Exercise objective: Look over the lines below. Report each one that includes the string "Nadmorska".

Data for this task:
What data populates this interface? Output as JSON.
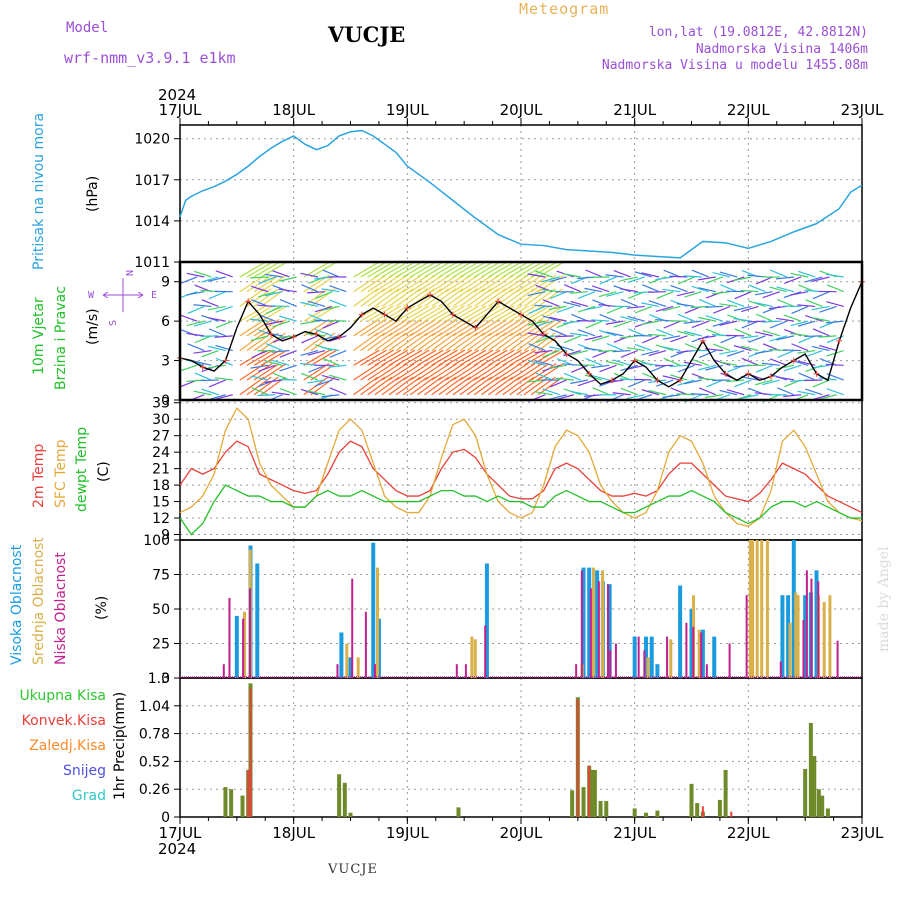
{
  "header": {
    "model_label": "Model",
    "model_version": "wrf-nmm_v3.9.1  e1km",
    "station": "VUCJE",
    "meteogram_label": "Meteogram",
    "lonlat": "lon,lat (19.0812E, 42.8812N)",
    "altitude": "Nadmorska Visina 1406m",
    "altitude_model": "Nadmorska Visina u modelu 1455.08m",
    "year": "2024",
    "footer_station": "VUCJE",
    "credit": "made by Angel"
  },
  "colors": {
    "pressure": "#2aa3e0",
    "temp2m": "#e8413a",
    "sfc_temp": "#e3a93a",
    "dewpoint": "#22c02a",
    "high_cloud": "#1a9be0",
    "mid_cloud": "#d9b04a",
    "low_cloud": "#c0208e",
    "total_precip": "#2fc62f",
    "conv_precip": "#e8413a",
    "frozen_precip": "#ff8a2a",
    "snow": "#5050e0",
    "hail": "#30c8c8",
    "precip_bar": "#6e8a2a",
    "label_purple": "#9a4fd6"
  },
  "chart_data": [
    {
      "type": "line",
      "name": "pressure",
      "ylabel": "Pritisak na nivou mora",
      "unit": "(hPa)",
      "x_ticks": [
        "17JUL",
        "18JUL",
        "19JUL",
        "20JUL",
        "21JUL",
        "22JUL",
        "23JUL"
      ],
      "ylim": [
        1011,
        1021
      ],
      "y_ticks": [
        1011,
        1014,
        1017,
        1020
      ],
      "grid": true,
      "series": [
        {
          "x": [
            0,
            0.05,
            0.1,
            0.2,
            0.3,
            0.4,
            0.5,
            0.6,
            0.7,
            0.8,
            0.9,
            1.0,
            1.1,
            1.2,
            1.3,
            1.4,
            1.5,
            1.6,
            1.7,
            1.8,
            1.9,
            2.0,
            2.2,
            2.4,
            2.6,
            2.8,
            3.0,
            3.2,
            3.4,
            3.6,
            3.8,
            4.0,
            4.2,
            4.4,
            4.6,
            4.8,
            5.0,
            5.2,
            5.4,
            5.6,
            5.8,
            5.9,
            6.0
          ],
          "y": [
            1014.3,
            1015.5,
            1015.8,
            1016.2,
            1016.5,
            1016.9,
            1017.4,
            1018.0,
            1018.7,
            1019.3,
            1019.8,
            1020.2,
            1019.6,
            1019.2,
            1019.5,
            1020.2,
            1020.5,
            1020.6,
            1020.2,
            1019.6,
            1019.0,
            1018.0,
            1016.8,
            1015.5,
            1014.2,
            1013.0,
            1012.3,
            1012.2,
            1011.9,
            1011.8,
            1011.7,
            1011.5,
            1011.4,
            1011.3,
            1012.5,
            1012.4,
            1012.0,
            1012.5,
            1013.2,
            1013.8,
            1014.9,
            1016.1,
            1016.6
          ]
        }
      ]
    },
    {
      "type": "line",
      "name": "wind",
      "ylabel_1": "10m Vjetar",
      "ylabel_2": "Brzina i Pravac",
      "unit": "(m/s)",
      "compass_n": "N",
      "compass_w": "W",
      "compass_e": "E",
      "compass_s": "S",
      "ylim": [
        0,
        10.5
      ],
      "y_ticks": [
        0,
        3,
        6,
        9
      ],
      "series": [
        {
          "x": [
            0,
            0.1,
            0.2,
            0.3,
            0.4,
            0.5,
            0.6,
            0.7,
            0.8,
            0.9,
            1.0,
            1.1,
            1.2,
            1.3,
            1.4,
            1.5,
            1.6,
            1.7,
            1.8,
            1.9,
            2.0,
            2.1,
            2.2,
            2.3,
            2.4,
            2.5,
            2.6,
            2.7,
            2.8,
            2.9,
            3.0,
            3.1,
            3.2,
            3.3,
            3.4,
            3.5,
            3.6,
            3.7,
            3.8,
            3.9,
            4.0,
            4.1,
            4.2,
            4.3,
            4.4,
            4.5,
            4.6,
            4.7,
            4.8,
            4.9,
            5.0,
            5.1,
            5.2,
            5.3,
            5.4,
            5.5,
            5.6,
            5.7,
            5.8,
            5.9,
            6.0
          ],
          "y": [
            3.2,
            3.0,
            2.5,
            2.2,
            3.0,
            5.5,
            7.5,
            6.5,
            5.0,
            4.5,
            4.8,
            5.2,
            5.0,
            4.5,
            4.8,
            5.5,
            6.5,
            7.0,
            6.5,
            6.0,
            7.0,
            7.5,
            8.0,
            7.5,
            6.5,
            6.0,
            5.5,
            6.5,
            7.5,
            7.0,
            6.5,
            6.0,
            5.0,
            4.5,
            3.5,
            3.0,
            2.0,
            1.2,
            1.5,
            2.0,
            3.0,
            2.5,
            1.5,
            1.0,
            1.5,
            3.0,
            4.5,
            3.0,
            2.0,
            1.5,
            2.0,
            1.5,
            1.8,
            2.5,
            3.0,
            3.5,
            2.0,
            1.5,
            4.5,
            7.0,
            9.0
          ]
        }
      ]
    },
    {
      "type": "line",
      "name": "temperature",
      "ylabel_1": "2m Temp",
      "ylabel_2": "SFC Temp",
      "ylabel_3": "dewpt Temp",
      "unit": "(C)",
      "ylim": [
        8,
        33.5
      ],
      "y_ticks": [
        9,
        12,
        15,
        18,
        21,
        24,
        27,
        30,
        33
      ],
      "series": [
        {
          "name": "2m Temp",
          "color": "#e8413a",
          "x": [
            0,
            0.1,
            0.2,
            0.3,
            0.4,
            0.5,
            0.6,
            0.7,
            0.8,
            0.9,
            1.0,
            1.1,
            1.2,
            1.3,
            1.4,
            1.5,
            1.6,
            1.7,
            1.8,
            1.9,
            2.0,
            2.1,
            2.2,
            2.3,
            2.4,
            2.5,
            2.6,
            2.7,
            2.8,
            2.9,
            3.0,
            3.1,
            3.2,
            3.3,
            3.4,
            3.5,
            3.6,
            3.7,
            3.8,
            3.9,
            4.0,
            4.1,
            4.2,
            4.3,
            4.4,
            4.5,
            4.6,
            4.7,
            4.8,
            4.9,
            5.0,
            5.1,
            5.2,
            5.3,
            5.4,
            5.5,
            5.6,
            5.7,
            5.8,
            5.9,
            6.0
          ],
          "y": [
            18,
            21,
            20,
            21,
            24,
            26,
            25,
            20,
            19,
            18,
            17,
            16.5,
            17,
            20,
            24,
            26,
            25,
            21,
            19,
            17,
            16,
            16,
            17,
            21,
            24,
            24.5,
            23,
            20,
            18,
            16,
            15.5,
            15.5,
            17,
            21,
            22,
            21,
            19,
            17,
            16,
            16,
            16.5,
            16,
            17,
            20,
            22,
            22,
            20,
            18,
            16,
            15.5,
            15,
            16.5,
            19,
            22,
            21,
            20,
            18,
            16,
            15,
            14,
            13
          ]
        },
        {
          "name": "SFC Temp",
          "color": "#e3a93a",
          "x": [
            0,
            0.1,
            0.2,
            0.3,
            0.4,
            0.5,
            0.6,
            0.7,
            0.8,
            0.9,
            1.0,
            1.1,
            1.2,
            1.3,
            1.4,
            1.5,
            1.6,
            1.7,
            1.8,
            1.9,
            2.0,
            2.1,
            2.2,
            2.3,
            2.4,
            2.5,
            2.6,
            2.7,
            2.8,
            2.9,
            3.0,
            3.1,
            3.2,
            3.3,
            3.4,
            3.5,
            3.6,
            3.7,
            3.8,
            3.9,
            4.0,
            4.1,
            4.2,
            4.3,
            4.4,
            4.5,
            4.6,
            4.7,
            4.8,
            4.9,
            5.0,
            5.1,
            5.2,
            5.3,
            5.4,
            5.5,
            5.6,
            5.7,
            5.8,
            5.9,
            6.0
          ],
          "y": [
            13,
            14,
            16,
            20,
            28,
            32,
            30,
            22,
            18,
            16,
            14,
            14,
            16,
            22,
            28,
            30,
            28,
            22,
            16,
            14,
            13,
            13,
            16,
            23,
            29,
            30,
            27,
            20,
            15,
            13,
            12,
            13,
            18,
            25,
            28,
            27,
            24,
            18,
            15,
            13,
            12,
            13,
            17,
            24,
            27,
            26,
            22,
            16,
            13,
            11,
            10.5,
            12,
            17,
            26,
            28,
            25,
            20,
            15,
            13,
            12,
            11.5
          ]
        },
        {
          "name": "dewpt Temp",
          "color": "#22c02a",
          "x": [
            0,
            0.1,
            0.2,
            0.3,
            0.4,
            0.5,
            0.6,
            0.7,
            0.8,
            0.9,
            1.0,
            1.1,
            1.2,
            1.3,
            1.4,
            1.5,
            1.6,
            1.7,
            1.8,
            1.9,
            2.0,
            2.1,
            2.2,
            2.3,
            2.4,
            2.5,
            2.6,
            2.7,
            2.8,
            2.9,
            3.0,
            3.1,
            3.2,
            3.3,
            3.4,
            3.5,
            3.6,
            3.7,
            3.8,
            3.9,
            4.0,
            4.1,
            4.2,
            4.3,
            4.4,
            4.5,
            4.6,
            4.7,
            4.8,
            4.9,
            5.0,
            5.1,
            5.2,
            5.3,
            5.4,
            5.5,
            5.6,
            5.7,
            5.8,
            5.9,
            6.0
          ],
          "y": [
            12,
            9,
            11,
            15,
            18,
            17,
            16,
            16,
            15,
            15,
            14,
            14,
            16,
            17,
            16,
            16,
            17,
            16,
            15,
            15,
            15,
            15,
            16,
            17,
            17,
            16,
            16,
            15,
            16,
            15,
            15,
            14,
            14,
            16,
            17,
            16,
            15,
            15,
            14,
            13,
            13,
            14,
            15,
            16,
            16,
            17,
            16,
            15,
            13,
            12,
            11,
            12,
            14,
            15,
            15,
            14,
            15,
            14,
            13,
            12,
            12
          ]
        }
      ]
    },
    {
      "type": "bar",
      "name": "cloud",
      "ylabel_1": "Visoka Oblacnost",
      "ylabel_2": "Srednja Oblacnost",
      "ylabel_3": "Niska Oblacnost",
      "unit": "(%)",
      "ylim": [
        0,
        100
      ],
      "y_ticks": [
        0,
        25,
        50,
        75,
        100
      ],
      "series": [
        {
          "name": "Visoka Oblacnost",
          "color": "#1a9be0",
          "x": [
            0.5,
            0.62,
            0.68,
            1.42,
            1.5,
            1.7,
            1.75,
            2.7,
            3.55,
            3.6,
            3.67,
            3.72,
            3.78,
            4.0,
            4.1,
            4.15,
            4.2,
            4.4,
            4.5,
            4.6,
            4.7,
            5.3,
            5.35,
            5.4,
            5.5,
            5.55,
            5.6
          ],
          "y": [
            45,
            96,
            83,
            33,
            15,
            98,
            43,
            83,
            80,
            80,
            78,
            70,
            68,
            30,
            30,
            30,
            10,
            67,
            50,
            35,
            30,
            60,
            60,
            100,
            60,
            62,
            78
          ]
        },
        {
          "name": "Srednja Oblacnost",
          "color": "#d9b04a",
          "x": [
            0.55,
            0.6,
            1.45,
            1.55,
            1.72,
            2.55,
            2.58,
            3.52,
            3.62,
            3.7,
            4.1,
            4.3,
            4.5,
            4.55,
            5.0,
            5.02,
            5.06,
            5.1,
            5.15,
            5.35,
            5.4,
            5.42,
            5.6,
            5.65,
            5.7
          ],
          "y": [
            48,
            93,
            25,
            15,
            80,
            30,
            28,
            10,
            80,
            78,
            15,
            28,
            60,
            35,
            100,
            100,
            100,
            100,
            100,
            40,
            62,
            60,
            60,
            55,
            60
          ]
        },
        {
          "name": "Niska Oblacnost",
          "color": "#c0208e",
          "x": [
            0.35,
            0.4,
            0.52,
            0.58,
            1.35,
            1.48,
            1.6,
            1.68,
            2.4,
            2.48,
            2.65,
            3.45,
            3.5,
            3.58,
            3.65,
            3.73,
            3.75,
            3.8,
            4.0,
            4.05,
            4.25,
            4.42,
            4.48,
            4.55,
            4.6,
            4.8,
            4.95,
            5.25,
            5.45,
            5.48,
            5.52,
            5.58,
            5.75
          ],
          "y": [
            10,
            58,
            43,
            65,
            10,
            72,
            48,
            10,
            10,
            10,
            38,
            10,
            78,
            65,
            70,
            68,
            20,
            25,
            30,
            20,
            30,
            40,
            37,
            33,
            10,
            25,
            60,
            12,
            42,
            78,
            72,
            70,
            27
          ]
        }
      ]
    },
    {
      "type": "bar",
      "name": "precip",
      "ylabel_1": "1hr Precip",
      "unit": "(mm)",
      "legend": [
        "Ukupna Kisa",
        "Konvek.Kisa",
        "Zaledj.Kisa",
        "Snijeg",
        "Grad"
      ],
      "ylim": [
        0,
        1.3
      ],
      "y_ticks": [
        0,
        0.26,
        0.52,
        0.78,
        1.04,
        1.3
      ],
      "series": [
        {
          "name": "Ukupna Kisa",
          "color": "#6e8a2a",
          "x": [
            0.4,
            0.45,
            0.55,
            0.6,
            0.62,
            1.4,
            1.45,
            1.5,
            2.45,
            3.45,
            3.5,
            3.55,
            3.6,
            3.62,
            3.65,
            3.7,
            3.75,
            4.0,
            4.1,
            4.2,
            4.5,
            4.55,
            4.6,
            4.75,
            4.8,
            5.5,
            5.55,
            5.58,
            5.62,
            5.65,
            5.7
          ],
          "y": [
            0.28,
            0.26,
            0.2,
            0.44,
            1.25,
            0.4,
            0.32,
            0.04,
            0.09,
            0.25,
            1.12,
            0.28,
            0.48,
            0.44,
            0.44,
            0.15,
            0.15,
            0.08,
            0.04,
            0.06,
            0.31,
            0.13,
            0.05,
            0.16,
            0.44,
            0.45,
            0.88,
            0.57,
            0.26,
            0.2,
            0.08
          ]
        },
        {
          "name": "Konvek.Kisa",
          "color": "#e8413a",
          "x": [
            0.6,
            0.62,
            3.5,
            3.6,
            4.6,
            4.85
          ],
          "y": [
            0.44,
            1.2,
            1.1,
            0.48,
            0.1,
            0.05
          ]
        }
      ],
      "x_ticks": [
        "17JUL",
        "18JUL",
        "19JUL",
        "20JUL",
        "21JUL",
        "22JUL",
        "23JUL"
      ]
    }
  ]
}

Task solution:
    "altitude": "Nadmorska Visina 1406m",
    "altitude_model": "Nadmorska Visina u modelu 1455.08m",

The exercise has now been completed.